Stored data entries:

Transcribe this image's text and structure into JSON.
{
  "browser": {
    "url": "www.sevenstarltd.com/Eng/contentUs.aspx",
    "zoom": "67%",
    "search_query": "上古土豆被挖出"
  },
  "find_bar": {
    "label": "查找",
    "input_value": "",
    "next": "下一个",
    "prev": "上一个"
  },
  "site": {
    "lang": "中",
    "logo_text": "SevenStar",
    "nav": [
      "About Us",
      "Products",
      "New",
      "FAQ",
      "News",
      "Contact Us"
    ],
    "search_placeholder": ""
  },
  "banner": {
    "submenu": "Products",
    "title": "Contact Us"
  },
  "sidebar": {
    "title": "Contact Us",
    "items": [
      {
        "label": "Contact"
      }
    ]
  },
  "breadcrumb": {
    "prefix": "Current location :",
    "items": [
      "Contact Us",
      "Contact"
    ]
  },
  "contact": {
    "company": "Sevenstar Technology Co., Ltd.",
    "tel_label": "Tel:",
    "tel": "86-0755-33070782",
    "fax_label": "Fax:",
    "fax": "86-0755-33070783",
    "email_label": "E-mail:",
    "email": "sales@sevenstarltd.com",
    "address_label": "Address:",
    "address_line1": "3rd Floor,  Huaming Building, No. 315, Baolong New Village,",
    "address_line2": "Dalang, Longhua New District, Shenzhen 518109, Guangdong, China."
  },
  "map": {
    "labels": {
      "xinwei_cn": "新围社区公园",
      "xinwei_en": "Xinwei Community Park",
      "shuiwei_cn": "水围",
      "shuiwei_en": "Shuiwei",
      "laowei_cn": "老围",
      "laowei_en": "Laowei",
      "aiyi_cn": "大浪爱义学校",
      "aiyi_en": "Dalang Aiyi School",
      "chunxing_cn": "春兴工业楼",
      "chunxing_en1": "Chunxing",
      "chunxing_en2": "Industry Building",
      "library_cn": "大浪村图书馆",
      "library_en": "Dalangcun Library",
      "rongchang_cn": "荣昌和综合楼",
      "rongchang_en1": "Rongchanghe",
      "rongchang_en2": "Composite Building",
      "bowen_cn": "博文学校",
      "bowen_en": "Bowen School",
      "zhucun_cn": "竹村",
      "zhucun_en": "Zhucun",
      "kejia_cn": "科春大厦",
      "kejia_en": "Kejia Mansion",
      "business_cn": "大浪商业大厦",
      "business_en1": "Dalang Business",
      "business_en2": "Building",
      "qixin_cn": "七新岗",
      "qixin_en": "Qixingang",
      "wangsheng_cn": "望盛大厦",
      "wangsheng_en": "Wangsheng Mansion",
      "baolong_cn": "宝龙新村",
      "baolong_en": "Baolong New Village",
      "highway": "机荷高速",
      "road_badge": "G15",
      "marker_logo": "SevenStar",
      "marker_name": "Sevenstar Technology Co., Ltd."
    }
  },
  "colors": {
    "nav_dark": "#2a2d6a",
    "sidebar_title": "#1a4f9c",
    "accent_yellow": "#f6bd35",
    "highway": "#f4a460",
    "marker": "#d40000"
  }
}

_AIM OF THE EXERCISE:_ Tally the lines that hold the string "School" and state the total, nothing more.

_FINAL RESULT:_ 2